## Excerpted data
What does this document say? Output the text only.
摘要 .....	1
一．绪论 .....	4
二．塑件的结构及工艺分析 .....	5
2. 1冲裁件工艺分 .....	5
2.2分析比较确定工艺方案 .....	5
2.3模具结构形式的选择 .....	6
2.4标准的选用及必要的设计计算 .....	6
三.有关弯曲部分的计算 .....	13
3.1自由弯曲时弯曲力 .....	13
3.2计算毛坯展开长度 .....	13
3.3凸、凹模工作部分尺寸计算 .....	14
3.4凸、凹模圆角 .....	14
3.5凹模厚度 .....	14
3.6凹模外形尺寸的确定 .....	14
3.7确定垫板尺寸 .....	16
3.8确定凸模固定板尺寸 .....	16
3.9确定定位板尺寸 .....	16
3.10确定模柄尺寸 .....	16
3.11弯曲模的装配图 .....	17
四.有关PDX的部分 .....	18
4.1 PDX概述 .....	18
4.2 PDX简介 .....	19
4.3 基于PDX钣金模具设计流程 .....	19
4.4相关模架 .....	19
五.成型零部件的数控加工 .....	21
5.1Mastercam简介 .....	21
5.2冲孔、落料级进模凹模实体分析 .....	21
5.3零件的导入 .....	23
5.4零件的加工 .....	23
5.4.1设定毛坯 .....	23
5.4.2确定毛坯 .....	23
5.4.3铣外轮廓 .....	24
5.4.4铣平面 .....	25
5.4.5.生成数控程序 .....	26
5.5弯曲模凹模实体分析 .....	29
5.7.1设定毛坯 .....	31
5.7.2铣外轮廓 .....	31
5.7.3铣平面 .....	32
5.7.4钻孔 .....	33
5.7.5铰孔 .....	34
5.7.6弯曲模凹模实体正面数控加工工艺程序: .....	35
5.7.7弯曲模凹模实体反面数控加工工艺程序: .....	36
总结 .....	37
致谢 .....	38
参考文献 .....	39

## Goal
Type out the material again exactly as presented.

## Response to this exercise
What does this document say? Output the text only.
摘要 .....	1
一．绪论 .....	4
二．塑件的结构及工艺分析 .....	5
2. 1冲裁件工艺分 .....	5
2.2分析比较确定工艺方案 .....	5
2.3模具结构形式的选择 .....	6
2.4标准的选用及必要的设计计算 .....	6
三.有关弯曲部分的计算 .....	13
3.1自由弯曲时弯曲力 .....	13
3.2计算毛坯展开长度 .....	13
3.3凸、凹模工作部分尺寸计算 .....	14
3.4凸、凹模圆角 .....	14
3.5凹模厚度 .....	14
3.6凹模外形尺寸的确定 .....	14
3.7确定垫板尺寸 .....	16
3.8确定凸模固定板尺寸 .....	16
3.9确定定位板尺寸 .....	16
3.10确定模柄尺寸 .....	16
3.11弯曲模的装配图 .....	17
四.有关PDX的部分 .....	18
4.1 PDX概述 .....	18
4.2 PDX简介 .....	19
4.3 基于PDX钣金模具设计流程 .....	19
4.4相关模架 .....	19
五.成型零部件的数控加工 .....	21
5.1Mastercam简介 .....	21
5.2冲孔、落料级进模凹模实体分析 .....	21
5.3零件的导入 .....	23
5.4零件的加工 .....	23
5.4.1设定毛坯 .....	23
5.4.2确定毛坯 .....	23
5.4.3铣外轮廓 .....	24
5.4.4铣平面 .....	25
5.4.5.生成数控程序 .....	26
5.5弯曲模凹模实体分析 .....	29
5.7.1设定毛坯 .....	31
5.7.2铣外轮廓 .....	31
5.7.3铣平面 .....	32
5.7.4钻孔 .....	33
5.7.5铰孔 .....	34
5.7.6弯曲模凹模实体正面数控加工工艺程序: .....	35
5.7.7弯曲模凹模实体反面数控加工工艺程序: .....	36
总结 .....	37
致谢 .....	38
参考文献 .....	39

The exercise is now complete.